— PROBLEM REQUIREMENTS —
Can you arrange every line of the material below as a Markdown table with the columns Row and Entry, numbering the rows and leaving out any blank lines?

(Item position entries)

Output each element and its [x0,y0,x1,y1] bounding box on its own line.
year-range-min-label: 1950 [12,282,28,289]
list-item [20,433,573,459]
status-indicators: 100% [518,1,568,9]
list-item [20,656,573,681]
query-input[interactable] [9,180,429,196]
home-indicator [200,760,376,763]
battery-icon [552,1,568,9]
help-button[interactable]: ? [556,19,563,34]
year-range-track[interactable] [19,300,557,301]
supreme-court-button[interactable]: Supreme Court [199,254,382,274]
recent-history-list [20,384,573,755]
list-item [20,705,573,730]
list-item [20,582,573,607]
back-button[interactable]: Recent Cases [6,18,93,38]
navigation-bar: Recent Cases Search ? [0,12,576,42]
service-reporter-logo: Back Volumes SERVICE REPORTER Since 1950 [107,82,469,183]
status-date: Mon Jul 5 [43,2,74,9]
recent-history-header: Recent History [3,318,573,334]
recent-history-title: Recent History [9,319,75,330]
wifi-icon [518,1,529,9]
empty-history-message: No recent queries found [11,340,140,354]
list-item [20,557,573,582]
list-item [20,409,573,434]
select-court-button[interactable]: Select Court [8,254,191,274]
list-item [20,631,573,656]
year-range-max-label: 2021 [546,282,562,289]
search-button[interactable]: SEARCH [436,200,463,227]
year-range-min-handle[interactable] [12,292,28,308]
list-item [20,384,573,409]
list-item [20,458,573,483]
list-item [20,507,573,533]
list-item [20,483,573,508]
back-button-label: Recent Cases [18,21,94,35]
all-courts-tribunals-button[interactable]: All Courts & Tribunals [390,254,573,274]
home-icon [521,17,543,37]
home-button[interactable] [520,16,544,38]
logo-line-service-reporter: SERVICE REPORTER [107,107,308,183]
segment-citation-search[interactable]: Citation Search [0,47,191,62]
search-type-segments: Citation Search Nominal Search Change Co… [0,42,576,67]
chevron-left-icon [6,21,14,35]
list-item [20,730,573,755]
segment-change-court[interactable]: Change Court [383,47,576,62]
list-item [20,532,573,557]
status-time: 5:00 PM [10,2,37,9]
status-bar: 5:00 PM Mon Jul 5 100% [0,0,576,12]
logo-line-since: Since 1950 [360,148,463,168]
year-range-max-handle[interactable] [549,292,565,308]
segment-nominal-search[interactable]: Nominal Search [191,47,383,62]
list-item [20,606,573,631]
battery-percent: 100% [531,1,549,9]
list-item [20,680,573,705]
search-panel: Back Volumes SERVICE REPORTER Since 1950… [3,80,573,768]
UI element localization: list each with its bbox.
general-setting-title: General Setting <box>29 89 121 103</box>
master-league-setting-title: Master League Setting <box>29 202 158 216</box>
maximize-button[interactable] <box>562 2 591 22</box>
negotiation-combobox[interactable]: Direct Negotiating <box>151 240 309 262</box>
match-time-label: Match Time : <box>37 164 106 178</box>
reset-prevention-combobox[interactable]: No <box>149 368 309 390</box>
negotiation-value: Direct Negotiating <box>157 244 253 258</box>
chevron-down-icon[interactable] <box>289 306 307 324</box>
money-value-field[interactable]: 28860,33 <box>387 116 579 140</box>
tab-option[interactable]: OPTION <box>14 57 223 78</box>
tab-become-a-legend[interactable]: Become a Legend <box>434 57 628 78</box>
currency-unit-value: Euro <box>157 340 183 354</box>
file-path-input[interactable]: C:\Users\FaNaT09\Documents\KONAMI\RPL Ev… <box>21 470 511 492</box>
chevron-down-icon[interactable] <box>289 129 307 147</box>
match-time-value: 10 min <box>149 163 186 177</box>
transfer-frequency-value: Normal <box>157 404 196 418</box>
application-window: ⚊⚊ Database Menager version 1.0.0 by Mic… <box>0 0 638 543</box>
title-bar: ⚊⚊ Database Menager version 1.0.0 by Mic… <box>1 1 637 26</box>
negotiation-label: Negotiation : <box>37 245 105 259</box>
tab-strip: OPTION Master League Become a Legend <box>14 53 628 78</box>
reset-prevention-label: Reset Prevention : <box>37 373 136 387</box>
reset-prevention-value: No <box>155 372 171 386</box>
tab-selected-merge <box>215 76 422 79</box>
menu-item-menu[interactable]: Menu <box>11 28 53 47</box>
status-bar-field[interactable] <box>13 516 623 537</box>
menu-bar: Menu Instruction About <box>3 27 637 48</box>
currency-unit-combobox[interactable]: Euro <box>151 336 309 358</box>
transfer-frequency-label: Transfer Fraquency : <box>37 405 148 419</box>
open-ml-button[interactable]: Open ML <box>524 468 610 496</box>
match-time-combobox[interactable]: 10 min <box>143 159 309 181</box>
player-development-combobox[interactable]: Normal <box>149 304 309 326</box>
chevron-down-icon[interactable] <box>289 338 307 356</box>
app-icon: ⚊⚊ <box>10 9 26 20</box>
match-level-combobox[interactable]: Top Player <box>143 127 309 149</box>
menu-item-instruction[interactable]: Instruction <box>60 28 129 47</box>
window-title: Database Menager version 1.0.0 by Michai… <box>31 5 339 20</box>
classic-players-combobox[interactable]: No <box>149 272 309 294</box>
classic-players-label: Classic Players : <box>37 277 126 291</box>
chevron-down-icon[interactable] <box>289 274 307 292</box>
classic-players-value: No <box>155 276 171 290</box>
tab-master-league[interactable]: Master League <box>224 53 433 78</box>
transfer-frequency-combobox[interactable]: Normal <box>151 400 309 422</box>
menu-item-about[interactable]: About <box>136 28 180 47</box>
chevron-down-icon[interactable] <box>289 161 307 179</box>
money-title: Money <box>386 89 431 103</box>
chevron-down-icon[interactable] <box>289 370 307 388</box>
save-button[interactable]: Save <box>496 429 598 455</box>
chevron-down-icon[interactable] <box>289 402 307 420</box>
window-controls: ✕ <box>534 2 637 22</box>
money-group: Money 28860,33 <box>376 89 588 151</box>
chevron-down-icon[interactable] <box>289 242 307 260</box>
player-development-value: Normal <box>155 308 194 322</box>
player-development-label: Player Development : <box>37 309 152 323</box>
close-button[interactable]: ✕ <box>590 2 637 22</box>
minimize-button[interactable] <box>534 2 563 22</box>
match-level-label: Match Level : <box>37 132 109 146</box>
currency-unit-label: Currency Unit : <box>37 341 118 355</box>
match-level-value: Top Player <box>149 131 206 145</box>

— EXPECTED ANSWER —
| Row | Entry |
|---|---|
| 1 | Output each element and its [x0,y0,x1,y1] bounding box on its own line. |
| 2 | year-range-min-label: 1950 [12,282,28,289] |
| 3 | list-item [20,433,573,459] |
| 4 | status-indicators: 100% [518,1,568,9] |
| 5 | list-item [20,656,573,681] |
| 6 | query-input[interactable] [9,180,429,196] |
| 7 | home-indicator [200,760,376,763] |
| 8 | battery-icon [552,1,568,9] |
| 9 | help-button[interactable]: ? [556,19,563,34] |
| 10 | year-range-track[interactable] [19,300,557,301] |
| 11 | supreme-court-button[interactable]: Supreme Court [199,254,382,274] |
| 12 | recent-history-list [20,384,573,755] |
| 13 | list-item [20,705,573,730] |
| 14 | list-item [20,582,573,607] |
| 15 | back-button[interactable]: Recent Cases [6,18,93,38] |
| 16 | navigation-bar: Recent Cases Search ? [0,12,576,42] |
| 17 | service-reporter-logo: Back Volumes SERVICE REPORTER Since 1950 [107,82,469,183] |
| 18 | status-date: Mon Jul 5 [43,2,74,9] |
| 19 | recent-history-header: Recent History [3,318,573,334] |
| 20 | recent-history-title: Recent History [9,319,75,330] |
| 21 | wifi-icon [518,1,529,9] |
| 22 | empty-history-message: No recent queries found [11,340,140,354] |
| 23 | list-item [20,557,573,582] |
| 24 | list-item [20,409,573,434] |
| 25 | select-court-button[interactable]: Select Court [8,254,191,274] |
| 26 | list-item [20,631,573,656] |
| 27 | year-range-max-label: 2021 [546,282,562,289] |
| 28 | search-button[interactable]: SEARCH [436,200,463,227] |
| 29 | year-range-min-handle[interactable] [12,292,28,308] |
| 30 | list-item [20,384,573,409] |
| 31 | list-item [20,458,573,483] |
| 32 | list-item [20,507,573,533] |
| 33 | list-item [20,483,573,508] |
| 34 | back-button-label: Recent Cases [18,21,94,35] |
| 35 | all-courts-tribunals-button[interactable]: All Courts & Tribunals [390,254,573,274] |
| 36 | home-icon [521,17,543,37] |
| 37 | home-button[interactable] [520,16,544,38] |
| 38 | logo-line-service-reporter: SERVICE REPORTER [107,107,308,183] |
| 39 | segment-citation-search[interactable]: Citation Search [0,47,191,62] |
| 40 | search-type-segments: Citation Search Nominal Search Change Co… [0,42,576,67] |
| 41 | chevron-left-icon [6,21,14,35] |
| 42 | list-item [20,730,573,755] |
| 43 | segment-change-court[interactable]: Change Court [383,47,576,62] |
| 44 | list-item [20,532,573,557] |
| 45 | status-time: 5:00 PM [10,2,37,9] |
| 46 | status-bar: 5:00 PM Mon Jul 5 100% [0,0,576,12] |
| 47 | logo-line-since: Since 1950 [360,148,463,168] |
| 48 | year-range-max-handle[interactable] [549,292,565,308] |
| 49 | segment-nominal-search[interactable]: Nominal Search [191,47,383,62] |
| 50 | list-item [20,606,573,631] |
| 51 | battery-percent: 100% [531,1,549,9] |
| 52 | list-item [20,680,573,705] |
| 53 | search-panel: Back Volumes SERVICE REPORTER Since 1950… [3,80,573,768] |
| 54 | UI element localization: list each with its bbox. |
| 55 | general-setting-title: General Setting <box>29 89 121 103</box> |
| 56 | master-league-setting-title: Master League Setting <box>29 202 158 216</box> |
| 57 | maximize-button[interactable] <box>562 2 591 22</box> |
| 58 | negotiation-combobox[interactable]: Direct Negotiating <box>151 240 309 262</box> |
| 59 | match-time-label: Match Time : <box>37 164 106 178</box> |
| 60 | reset-prevention-combobox[interactable]: No <box>149 368 309 390</box> |
| 61 | negotiation-value: Direct Negotiating <box>157 244 253 258</box> |
| 62 | chevron-down-icon[interactable] <box>289 306 307 324</box> |
| 63 | money-value-field[interactable]: 28860,33 <box>387 116 579 140</box> |
| 64 | tab-option[interactable]: OPTION <box>14 57 223 78</box> |
| 65 | tab-become-a-legend[interactable]: Become a Legend <box>434 57 628 78</box> |
| 66 | currency-unit-value: Euro <box>157 340 183 354</box> |
| 67 | file-path-input[interactable]: C:\Users\FaNaT09\Documents\KONAMI\RPL Ev… <box>21 470 511 492</box> |
| 68 | chevron-down-icon[interactable] <box>289 129 307 147</box> |
| 69 | match-time-value: 10 min <box>149 163 186 177</box> |
| 70 | transfer-frequency-value: Normal <box>157 404 196 418</box> |
| 71 | application-window: ⚊⚊ Database Menager version 1.0.0 by Mic… <box>0 0 638 543</box> |
| 72 | title-bar: ⚊⚊ Database Menager version 1.0.0 by Mic… <box>1 1 637 26</box> |
| 73 | negotiation-label: Negotiation : <box>37 245 105 259</box> |
| 74 | tab-strip: OPTION Master League Become a Legend <box>14 53 628 78</box> |
| 75 | reset-prevention-label: Reset Prevention : <box>37 373 136 387</box> |
| 76 | reset-prevention-value: No <box>155 372 171 386</box> |
| 77 | tab-selected-merge <box>215 76 422 79</box> |
| 78 | menu-item-menu[interactable]: Menu <box>11 28 53 47</box> |
| 79 | status-bar-field[interactable] <box>13 516 623 537</box> |
| 80 | menu-bar: Menu Instruction About <box>3 27 637 48</box> |
| 81 | currency-unit-combobox[interactable]: Euro <box>151 336 309 358</box> |
| 82 | transfer-frequency-label: Transfer Fraquency : <box>37 405 148 419</box> |
| 83 | open-ml-button[interactable]: Open ML <box>524 468 610 496</box> |
| 84 | match-time-combobox[interactable]: 10 min <box>143 159 309 181</box> |
| 85 | player-development-combobox[interactable]: Normal <box>149 304 309 326</box> |
| 86 | chevron-down-icon[interactable] <box>289 338 307 356</box> |
| 87 | app-icon: ⚊⚊ <box>10 9 26 20</box> |
| 88 | match-level-combobox[interactable]: Top Player <box>143 127 309 149</box> |
| 89 | menu-item-instruction[interactable]: Instruction <box>60 28 129 47</box> |
| 90 | window-title: Database Menager version 1.0.0 by Michai… <box>31 5 339 20</box> |
| 91 | classic-players-combobox[interactable]: No <box>149 272 309 294</box> |
| 92 | classic-players-label: Classic Players : <box>37 277 126 291</box> |
| 93 | chevron-down-icon[interactable] <box>289 274 307 292</box> |
| 94 | classic-players-value: No <box>155 276 171 290</box> |
| 95 | tab-master-league[interactable]: Master League <box>224 53 433 78</box> |
| 96 | transfer-frequency-combobox[interactable]: Normal <box>151 400 309 422</box> |
| 97 | menu-item-about[interactable]: About <box>136 28 180 47</box> |
| 98 | chevron-down-icon[interactable] <box>289 161 307 179</box> |
| 99 | money-title: Money <box>386 89 431 103</box> |
| 100 | chevron-down-icon[interactable] <box>289 370 307 388</box> |
| 101 | save-button[interactable]: Save <box>496 429 598 455</box> |
| 102 | chevron-down-icon[interactable] <box>289 402 307 420</box> |
| 103 | window-controls: ✕ <box>534 2 637 22</box> |
| 104 | money-group: Money 28860,33 <box>376 89 588 151</box> |
| 105 | chevron-down-icon[interactable] <box>289 242 307 260</box> |
| 106 | player-development-value: Normal <box>155 308 194 322</box> |
| 107 | player-development-label: Player Development : <box>37 309 152 323</box> |
| 108 | close-button[interactable]: ✕ <box>590 2 637 22</box> |
| 109 | minimize-button[interactable] <box>534 2 563 22</box> |
| 110 | match-level-label: Match Level : <box>37 132 109 146</box> |
| 111 | currency-unit-label: Currency Unit : <box>37 341 118 355</box> |
| 112 | match-level-value: Top Player <box>149 131 206 145</box> |